* SET PROBLEM *
Find the lines that hold the word "Moisture" and return them.

** Begin RECORDS FOR THIS EXERCISE **

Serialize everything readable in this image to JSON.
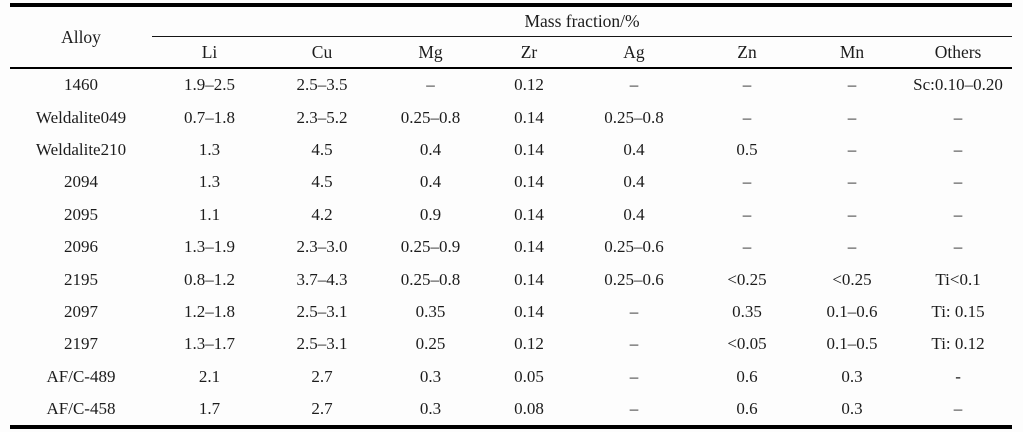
{
  "chart_data": {
    "type": "table",
    "corner_header": "Alloy",
    "group_header": "Mass fraction/%",
    "columns": [
      "Li",
      "Cu",
      "Mg",
      "Zr",
      "Ag",
      "Zn",
      "Mn",
      "Others"
    ],
    "rows": [
      {
        "alloy": "1460",
        "values": [
          "1.9–2.5",
          "2.5–3.5",
          "–",
          "0.12",
          "–",
          "–",
          "–",
          "Sc:0.10–0.20"
        ]
      },
      {
        "alloy": "Weldalite049",
        "values": [
          "0.7–1.8",
          "2.3–5.2",
          "0.25–0.8",
          "0.14",
          "0.25–0.8",
          "–",
          "–",
          "–"
        ]
      },
      {
        "alloy": "Weldalite210",
        "values": [
          "1.3",
          "4.5",
          "0.4",
          "0.14",
          "0.4",
          "0.5",
          "–",
          "–"
        ]
      },
      {
        "alloy": "2094",
        "values": [
          "1.3",
          "4.5",
          "0.4",
          "0.14",
          "0.4",
          "–",
          "–",
          "–"
        ]
      },
      {
        "alloy": "2095",
        "values": [
          "1.1",
          "4.2",
          "0.9",
          "0.14",
          "0.4",
          "–",
          "–",
          "–"
        ]
      },
      {
        "alloy": "2096",
        "values": [
          "1.3–1.9",
          "2.3–3.0",
          "0.25–0.9",
          "0.14",
          "0.25–0.6",
          "–",
          "–",
          "–"
        ]
      },
      {
        "alloy": "2195",
        "values": [
          "0.8–1.2",
          "3.7–4.3",
          "0.25–0.8",
          "0.14",
          "0.25–0.6",
          "<0.25",
          "<0.25",
          "Ti<0.1"
        ]
      },
      {
        "alloy": "2097",
        "values": [
          "1.2–1.8",
          "2.5–3.1",
          "0.35",
          "0.14",
          "–",
          "0.35",
          "0.1–0.6",
          "Ti: 0.15"
        ]
      },
      {
        "alloy": "2197",
        "values": [
          "1.3–1.7",
          "2.5–3.1",
          "0.25",
          "0.12",
          "–",
          "<0.05",
          "0.1–0.5",
          "Ti: 0.12"
        ]
      },
      {
        "alloy": "AF/C-489",
        "values": [
          "2.1",
          "2.7",
          "0.3",
          "0.05",
          "–",
          "0.6",
          "0.3",
          "-"
        ]
      },
      {
        "alloy": "AF/C-458",
        "values": [
          "1.7",
          "2.7",
          "0.3",
          "0.08",
          "–",
          "0.6",
          "0.3",
          "–"
        ]
      }
    ]
  },
  "colors": {
    "text": "#1c1c1c",
    "rule": "#000000",
    "background": "#fdfdfd"
  }
}
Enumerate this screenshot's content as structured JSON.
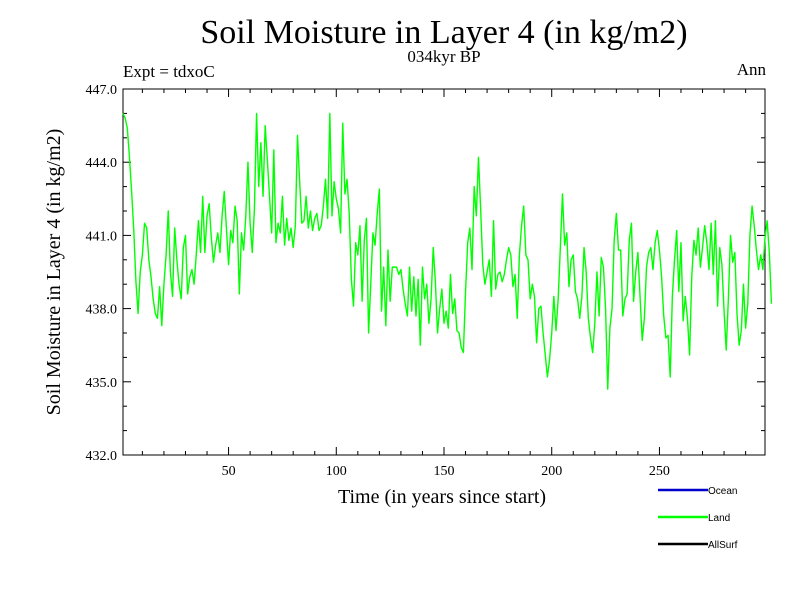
{
  "chart_data": {
    "type": "line",
    "title": "Soil Moisture in Layer 4 (in kg/m2)",
    "subtitle": "034kyr BP",
    "experiment_label": "Expt = tdxoC",
    "season_label": "Ann",
    "xlabel": "Time (in years since start)",
    "ylabel": "Soil Moisture in Layer 4 (in kg/m2)",
    "xlim": [
      1,
      299
    ],
    "ylim": [
      432.0,
      447.0
    ],
    "x_ticks": [
      50,
      100,
      150,
      200,
      250
    ],
    "x_tick_labels": [
      "50",
      "100",
      "150",
      "200",
      "250"
    ],
    "y_ticks": [
      432.0,
      435.0,
      438.0,
      441.0,
      444.0,
      447.0
    ],
    "y_tick_labels": [
      "432.0",
      "435.0",
      "438.0",
      "441.0",
      "444.0",
      "447.0"
    ],
    "legend": [
      {
        "name": "Ocean",
        "color": "#0000cc"
      },
      {
        "name": "Land",
        "color": "#00ff00"
      },
      {
        "name": "AllSurf",
        "color": "#000000"
      }
    ],
    "series": [
      {
        "name": "Land",
        "color": "#00ff00",
        "x_start": 1,
        "x_step": 1,
        "values": [
          446.0,
          445.8,
          445.4,
          444.2,
          442.8,
          441.2,
          439.1,
          437.8,
          439.5,
          440.2,
          441.5,
          441.3,
          440.0,
          439.3,
          438.4,
          437.8,
          437.6,
          438.9,
          437.3,
          439.0,
          440.2,
          442.0,
          439.5,
          438.5,
          441.3,
          440.0,
          439.0,
          438.4,
          440.5,
          441.0,
          438.6,
          439.3,
          439.6,
          439.0,
          440.2,
          441.6,
          440.3,
          442.6,
          440.3,
          441.8,
          442.3,
          440.9,
          439.9,
          440.6,
          441.1,
          440.3,
          441.8,
          442.8,
          441.3,
          439.8,
          441.2,
          440.7,
          442.2,
          441.6,
          438.6,
          441.1,
          440.4,
          441.8,
          444.0,
          441.5,
          440.3,
          442.1,
          446.0,
          443.0,
          444.8,
          442.6,
          445.5,
          444.1,
          442.6,
          441.1,
          444.5,
          440.7,
          441.5,
          441.1,
          442.6,
          440.6,
          441.7,
          440.8,
          441.3,
          440.5,
          441.4,
          445.1,
          443.2,
          441.5,
          441.6,
          442.6,
          441.3,
          442.0,
          441.2,
          441.7,
          441.9,
          441.2,
          441.4,
          442.2,
          443.3,
          441.7,
          446.0,
          441.8,
          443.2,
          442.5,
          442.1,
          441.1,
          445.6,
          442.7,
          443.3,
          441.9,
          439.2,
          438.1,
          440.7,
          440.2,
          441.4,
          438.3,
          440.8,
          441.7,
          437.0,
          439.0,
          441.1,
          440.6,
          441.9,
          442.9,
          437.9,
          439.7,
          437.3,
          440.4,
          438.3,
          439.7,
          439.7,
          439.7,
          439.4,
          439.6,
          438.8,
          438.2,
          437.7,
          439.7,
          437.9,
          439.3,
          437.7,
          439.2,
          436.5,
          439.7,
          438.4,
          439.0,
          437.4,
          438.4,
          440.5,
          439.1,
          437.0,
          438.0,
          438.8,
          437.4,
          437.9,
          437.2,
          439.4,
          437.8,
          438.4,
          437.1,
          437.0,
          436.4,
          436.2,
          438.7,
          440.7,
          441.3,
          439.6,
          443.0,
          441.8,
          444.2,
          442.1,
          439.8,
          439.0,
          439.5,
          440.0,
          438.5,
          441.6,
          438.8,
          439.4,
          439.5,
          439.1,
          439.4,
          440.0,
          440.5,
          440.2,
          438.9,
          439.4,
          437.6,
          440.2,
          441.4,
          442.2,
          440.2,
          440.0,
          438.4,
          439.0,
          438.5,
          436.6,
          438.0,
          438.1,
          437.0,
          436.1,
          435.2,
          435.9,
          437.0,
          438.5,
          437.1,
          438.4,
          440.5,
          442.7,
          440.6,
          441.1,
          438.9,
          440.0,
          440.2,
          438.7,
          438.4,
          437.6,
          438.5,
          440.5,
          439.5,
          437.6,
          436.8,
          436.2,
          437.4,
          439.5,
          437.7,
          440.1,
          439.7,
          438.0,
          434.7,
          437.2,
          438.0,
          440.8,
          441.9,
          440.4,
          440.4,
          437.7,
          438.4,
          438.6,
          440.8,
          441.5,
          438.3,
          439.5,
          440.3,
          438.5,
          436.7,
          437.6,
          439.7,
          440.3,
          440.5,
          439.6,
          440.7,
          441.2,
          440.4,
          439.3,
          437.7,
          436.8,
          436.9,
          435.2,
          438.5,
          440.0,
          441.2,
          438.7,
          440.7,
          437.5,
          438.5,
          437.6,
          436.1,
          439.3,
          440.8,
          440.2,
          441.3,
          439.7,
          440.5,
          441.4,
          440.7,
          439.6,
          441.5,
          439.4,
          441.6,
          438.1,
          440.5,
          439.8,
          437.9,
          436.3,
          438.4,
          441.0,
          439.9,
          440.3,
          437.8,
          436.5,
          437.1,
          439.0,
          437.2,
          438.2,
          441.0,
          442.2,
          441.4,
          440.4,
          439.6,
          440.2,
          439.6,
          440.9,
          441.6,
          440.3,
          438.2
        ]
      }
    ]
  }
}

** End RECORDS FOR THIS EXERCISE **

* ANSWER FOR THE TASK *
    "title": "Soil Moisture in Layer 4 (in kg/m2)",
    "ylabel": "Soil Moisture in Layer 4 (in kg/m2)",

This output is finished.